What is needed
Go through the records and give each one again exactly.

------------------------------------------------

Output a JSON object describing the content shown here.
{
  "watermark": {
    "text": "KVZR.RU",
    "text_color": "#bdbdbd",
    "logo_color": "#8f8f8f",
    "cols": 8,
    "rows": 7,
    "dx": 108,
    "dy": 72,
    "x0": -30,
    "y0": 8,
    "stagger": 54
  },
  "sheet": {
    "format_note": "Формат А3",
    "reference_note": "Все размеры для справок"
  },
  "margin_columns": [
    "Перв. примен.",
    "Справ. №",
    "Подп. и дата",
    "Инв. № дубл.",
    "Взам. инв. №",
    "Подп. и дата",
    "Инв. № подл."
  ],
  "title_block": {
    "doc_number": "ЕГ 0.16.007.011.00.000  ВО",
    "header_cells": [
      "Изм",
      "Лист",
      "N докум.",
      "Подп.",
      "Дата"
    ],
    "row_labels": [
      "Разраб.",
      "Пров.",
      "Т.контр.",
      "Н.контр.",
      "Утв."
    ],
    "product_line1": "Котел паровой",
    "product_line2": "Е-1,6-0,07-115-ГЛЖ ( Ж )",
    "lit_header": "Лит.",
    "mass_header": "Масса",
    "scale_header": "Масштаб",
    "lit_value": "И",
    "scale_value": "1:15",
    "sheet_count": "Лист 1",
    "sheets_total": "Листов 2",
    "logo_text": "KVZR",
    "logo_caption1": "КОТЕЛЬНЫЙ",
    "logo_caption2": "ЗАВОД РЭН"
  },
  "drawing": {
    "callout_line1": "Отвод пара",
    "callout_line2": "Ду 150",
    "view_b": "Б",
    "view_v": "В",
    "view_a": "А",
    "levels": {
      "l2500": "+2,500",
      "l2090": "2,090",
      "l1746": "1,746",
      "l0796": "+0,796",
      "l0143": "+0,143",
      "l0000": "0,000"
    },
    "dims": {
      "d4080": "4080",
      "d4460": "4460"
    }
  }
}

------------------------------------------------

Solution to this exercise
Output a JSON object describing the content shown here.
{
  "watermark": {
    "text": "KVZR.RU",
    "text_color": "#bdbdbd",
    "logo_color": "#8f8f8f",
    "cols": 8,
    "rows": 7,
    "dx": 108,
    "dy": 72,
    "x0": -30,
    "y0": 8,
    "stagger": 54
  },
  "sheet": {
    "format_note": "Формат А3",
    "reference_note": "Все размеры для справок"
  },
  "margin_columns": [
    "Перв. примен.",
    "Справ. №",
    "Подп. и дата",
    "Инв. № дубл.",
    "Взам. инв. №",
    "Подп. и дата",
    "Инв. № подл."
  ],
  "title_block": {
    "doc_number": "ЕГ 0.16.007.011.00.000  ВО",
    "header_cells": [
      "Изм",
      "Лист",
      "N докум.",
      "Подп.",
      "Дата"
    ],
    "row_labels": [
      "Разраб.",
      "Пров.",
      "Т.контр.",
      "Н.контр.",
      "Утв."
    ],
    "product_line1": "Котел паровой",
    "product_line2": "Е-1,6-0,07-115-ГЛЖ ( Ж )",
    "lit_header": "Лит.",
    "mass_header": "Масса",
    "scale_header": "Масштаб",
    "lit_value": "И",
    "scale_value": "1:15",
    "sheet_count": "Лист 1",
    "sheets_total": "Листов 2",
    "logo_text": "KVZR",
    "logo_caption1": "КОТЕЛЬНЫЙ",
    "logo_caption2": "ЗАВОД РЭН"
  },
  "drawing": {
    "callout_line1": "Отвод пара",
    "callout_line2": "Ду 150",
    "view_b": "Б",
    "view_v": "В",
    "view_a": "А",
    "levels": {
      "l2500": "+2,500",
      "l2090": "2,090",
      "l1746": "1,746",
      "l0796": "+0,796",
      "l0143": "+0,143",
      "l0000": "0,000"
    },
    "dims": {
      "d4080": "4080",
      "d4460": "4460"
    }
  }
}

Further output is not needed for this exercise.